**DIRECTION**
Reproduce all the entries exactly.

====

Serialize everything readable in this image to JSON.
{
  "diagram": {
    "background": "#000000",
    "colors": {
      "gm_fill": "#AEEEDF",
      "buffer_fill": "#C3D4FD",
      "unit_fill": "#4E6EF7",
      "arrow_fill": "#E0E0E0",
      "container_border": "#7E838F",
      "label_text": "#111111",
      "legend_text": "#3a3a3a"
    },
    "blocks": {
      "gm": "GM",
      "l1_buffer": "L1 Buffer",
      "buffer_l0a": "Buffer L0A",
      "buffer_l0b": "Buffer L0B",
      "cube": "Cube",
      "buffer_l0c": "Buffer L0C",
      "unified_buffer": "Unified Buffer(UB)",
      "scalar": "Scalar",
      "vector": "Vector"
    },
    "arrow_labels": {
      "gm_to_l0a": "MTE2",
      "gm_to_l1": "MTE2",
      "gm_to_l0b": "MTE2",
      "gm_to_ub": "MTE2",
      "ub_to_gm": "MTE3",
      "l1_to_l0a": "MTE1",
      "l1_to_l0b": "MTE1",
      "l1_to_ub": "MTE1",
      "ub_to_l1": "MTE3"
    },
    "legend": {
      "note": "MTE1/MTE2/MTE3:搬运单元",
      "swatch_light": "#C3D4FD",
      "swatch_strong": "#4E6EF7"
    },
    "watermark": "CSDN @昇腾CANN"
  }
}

====

**RESULT OF THE EXERCISE**
Serialize everything readable in this image to JSON.
{
  "diagram": {
    "background": "#000000",
    "colors": {
      "gm_fill": "#AEEEDF",
      "buffer_fill": "#C3D4FD",
      "unit_fill": "#4E6EF7",
      "arrow_fill": "#E0E0E0",
      "container_border": "#7E838F",
      "label_text": "#111111",
      "legend_text": "#3a3a3a"
    },
    "blocks": {
      "gm": "GM",
      "l1_buffer": "L1 Buffer",
      "buffer_l0a": "Buffer L0A",
      "buffer_l0b": "Buffer L0B",
      "cube": "Cube",
      "buffer_l0c": "Buffer L0C",
      "unified_buffer": "Unified Buffer(UB)",
      "scalar": "Scalar",
      "vector": "Vector"
    },
    "arrow_labels": {
      "gm_to_l0a": "MTE2",
      "gm_to_l1": "MTE2",
      "gm_to_l0b": "MTE2",
      "gm_to_ub": "MTE2",
      "ub_to_gm": "MTE3",
      "l1_to_l0a": "MTE1",
      "l1_to_l0b": "MTE1",
      "l1_to_ub": "MTE1",
      "ub_to_l1": "MTE3"
    },
    "legend": {
      "note": "MTE1/MTE2/MTE3:搬运单元",
      "swatch_light": "#C3D4FD",
      "swatch_strong": "#4E6EF7"
    },
    "watermark": "CSDN @昇腾CANN"
  }
}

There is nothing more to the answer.